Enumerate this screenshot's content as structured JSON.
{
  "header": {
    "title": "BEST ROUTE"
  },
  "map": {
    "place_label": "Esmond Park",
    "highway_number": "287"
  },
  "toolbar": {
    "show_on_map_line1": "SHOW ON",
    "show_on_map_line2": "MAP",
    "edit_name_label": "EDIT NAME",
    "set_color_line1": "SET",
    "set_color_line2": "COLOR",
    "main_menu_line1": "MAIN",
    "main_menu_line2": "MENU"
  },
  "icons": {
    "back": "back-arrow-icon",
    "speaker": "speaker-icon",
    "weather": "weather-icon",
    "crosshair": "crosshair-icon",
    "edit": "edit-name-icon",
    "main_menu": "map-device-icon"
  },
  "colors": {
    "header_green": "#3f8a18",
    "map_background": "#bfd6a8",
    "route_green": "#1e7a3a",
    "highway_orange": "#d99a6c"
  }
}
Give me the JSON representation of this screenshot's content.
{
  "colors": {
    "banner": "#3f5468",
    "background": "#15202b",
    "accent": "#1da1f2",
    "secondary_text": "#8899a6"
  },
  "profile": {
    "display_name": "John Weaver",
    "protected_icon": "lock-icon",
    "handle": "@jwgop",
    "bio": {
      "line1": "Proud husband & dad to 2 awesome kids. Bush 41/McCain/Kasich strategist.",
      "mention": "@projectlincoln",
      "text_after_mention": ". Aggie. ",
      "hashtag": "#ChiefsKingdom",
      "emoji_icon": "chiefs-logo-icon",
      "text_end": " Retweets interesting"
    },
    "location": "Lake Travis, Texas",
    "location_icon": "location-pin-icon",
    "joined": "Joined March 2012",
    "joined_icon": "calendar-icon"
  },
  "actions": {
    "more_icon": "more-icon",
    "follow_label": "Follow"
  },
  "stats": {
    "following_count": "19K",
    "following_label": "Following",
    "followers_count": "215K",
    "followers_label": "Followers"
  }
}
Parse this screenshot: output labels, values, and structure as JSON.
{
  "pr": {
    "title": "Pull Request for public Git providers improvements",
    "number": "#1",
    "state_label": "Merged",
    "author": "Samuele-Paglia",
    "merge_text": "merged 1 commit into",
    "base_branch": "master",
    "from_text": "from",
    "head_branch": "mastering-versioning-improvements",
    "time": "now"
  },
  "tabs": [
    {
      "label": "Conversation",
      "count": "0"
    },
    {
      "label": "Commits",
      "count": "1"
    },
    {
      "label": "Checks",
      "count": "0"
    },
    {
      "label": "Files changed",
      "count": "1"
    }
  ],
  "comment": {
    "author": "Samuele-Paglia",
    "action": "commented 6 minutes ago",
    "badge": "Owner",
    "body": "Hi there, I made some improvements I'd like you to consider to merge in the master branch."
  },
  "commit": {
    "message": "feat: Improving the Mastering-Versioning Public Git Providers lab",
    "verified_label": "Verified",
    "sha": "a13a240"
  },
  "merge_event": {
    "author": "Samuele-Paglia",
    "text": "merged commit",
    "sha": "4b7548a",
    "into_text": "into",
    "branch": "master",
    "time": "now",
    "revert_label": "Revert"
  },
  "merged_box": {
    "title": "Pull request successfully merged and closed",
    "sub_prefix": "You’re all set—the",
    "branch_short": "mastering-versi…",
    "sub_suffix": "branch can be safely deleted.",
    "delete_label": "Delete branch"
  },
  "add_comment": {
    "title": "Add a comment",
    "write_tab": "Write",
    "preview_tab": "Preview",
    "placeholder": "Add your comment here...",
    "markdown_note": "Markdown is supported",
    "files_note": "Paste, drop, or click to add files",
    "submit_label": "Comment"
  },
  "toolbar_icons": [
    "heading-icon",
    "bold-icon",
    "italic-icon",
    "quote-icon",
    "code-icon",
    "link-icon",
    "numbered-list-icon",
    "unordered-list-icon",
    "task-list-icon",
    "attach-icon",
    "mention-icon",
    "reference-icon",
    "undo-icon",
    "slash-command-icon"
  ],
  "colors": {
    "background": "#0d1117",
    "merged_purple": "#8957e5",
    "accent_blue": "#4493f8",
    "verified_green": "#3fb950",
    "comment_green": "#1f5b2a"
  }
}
##########
#### [Requirements]
Give all the records again. Match them exactly.

#### [Solution for this problem]
Enumerate this screenshot's content as structured JSON.
{
  "header": {
    "title": "BEST ROUTE"
  },
  "map": {
    "place_label": "Esmond Park",
    "highway_number": "287"
  },
  "toolbar": {
    "show_on_map_line1": "SHOW ON",
    "show_on_map_line2": "MAP",
    "edit_name_label": "EDIT NAME",
    "set_color_line1": "SET",
    "set_color_line2": "COLOR",
    "main_menu_line1": "MAIN",
    "main_menu_line2": "MENU"
  },
  "icons": {
    "back": "back-arrow-icon",
    "speaker": "speaker-icon",
    "weather": "weather-icon",
    "crosshair": "crosshair-icon",
    "edit": "edit-name-icon",
    "main_menu": "map-device-icon"
  },
  "colors": {
    "header_green": "#3f8a18",
    "map_background": "#bfd6a8",
    "route_green": "#1e7a3a",
    "highway_orange": "#d99a6c"
  }
}
Give me the JSON representation of this screenshot's content.
{
  "colors": {
    "banner": "#3f5468",
    "background": "#15202b",
    "accent": "#1da1f2",
    "secondary_text": "#8899a6"
  },
  "profile": {
    "display_name": "John Weaver",
    "protected_icon": "lock-icon",
    "handle": "@jwgop",
    "bio": {
      "line1": "Proud husband & dad to 2 awesome kids. Bush 41/McCain/Kasich strategist.",
      "mention": "@projectlincoln",
      "text_after_mention": ". Aggie. ",
      "hashtag": "#ChiefsKingdom",
      "emoji_icon": "chiefs-logo-icon",
      "text_end": " Retweets interesting"
    },
    "location": "Lake Travis, Texas",
    "location_icon": "location-pin-icon",
    "joined": "Joined March 2012",
    "joined_icon": "calendar-icon"
  },
  "actions": {
    "more_icon": "more-icon",
    "follow_label": "Follow"
  },
  "stats": {
    "following_count": "19K",
    "following_label": "Following",
    "followers_count": "215K",
    "followers_label": "Followers"
  }
}
Parse this screenshot: output labels, values, and structure as JSON.
{
  "pr": {
    "title": "Pull Request for public Git providers improvements",
    "number": "#1",
    "state_label": "Merged",
    "author": "Samuele-Paglia",
    "merge_text": "merged 1 commit into",
    "base_branch": "master",
    "from_text": "from",
    "head_branch": "mastering-versioning-improvements",
    "time": "now"
  },
  "tabs": [
    {
      "label": "Conversation",
      "count": "0"
    },
    {
      "label": "Commits",
      "count": "1"
    },
    {
      "label": "Checks",
      "count": "0"
    },
    {
      "label": "Files changed",
      "count": "1"
    }
  ],
  "comment": {
    "author": "Samuele-Paglia",
    "action": "commented 6 minutes ago",
    "badge": "Owner",
    "body": "Hi there, I made some improvements I'd like you to consider to merge in the master branch."
  },
  "commit": {
    "message": "feat: Improving the Mastering-Versioning Public Git Providers lab",
    "verified_label": "Verified",
    "sha": "a13a240"
  },
  "merge_event": {
    "author": "Samuele-Paglia",
    "text": "merged commit",
    "sha": "4b7548a",
    "into_text": "into",
    "branch": "master",
    "time": "now",
    "revert_label": "Revert"
  },
  "merged_box": {
    "title": "Pull request successfully merged and closed",
    "sub_prefix": "You’re all set—the",
    "branch_short": "mastering-versi…",
    "sub_suffix": "branch can be safely deleted.",
    "delete_label": "Delete branch"
  },
  "add_comment": {
    "title": "Add a comment",
    "write_tab": "Write",
    "preview_tab": "Preview",
    "placeholder": "Add your comment here...",
    "markdown_note": "Markdown is supported",
    "files_note": "Paste, drop, or click to add files",
    "submit_label": "Comment"
  },
  "toolbar_icons": [
    "heading-icon",
    "bold-icon",
    "italic-icon",
    "quote-icon",
    "code-icon",
    "link-icon",
    "numbered-list-icon",
    "unordered-list-icon",
    "task-list-icon",
    "attach-icon",
    "mention-icon",
    "reference-icon",
    "undo-icon",
    "slash-command-icon"
  ],
  "colors": {
    "background": "#0d1117",
    "merged_purple": "#8957e5",
    "accent_blue": "#4493f8",
    "verified_green": "#3fb950",
    "comment_green": "#1f5b2a"
  }
}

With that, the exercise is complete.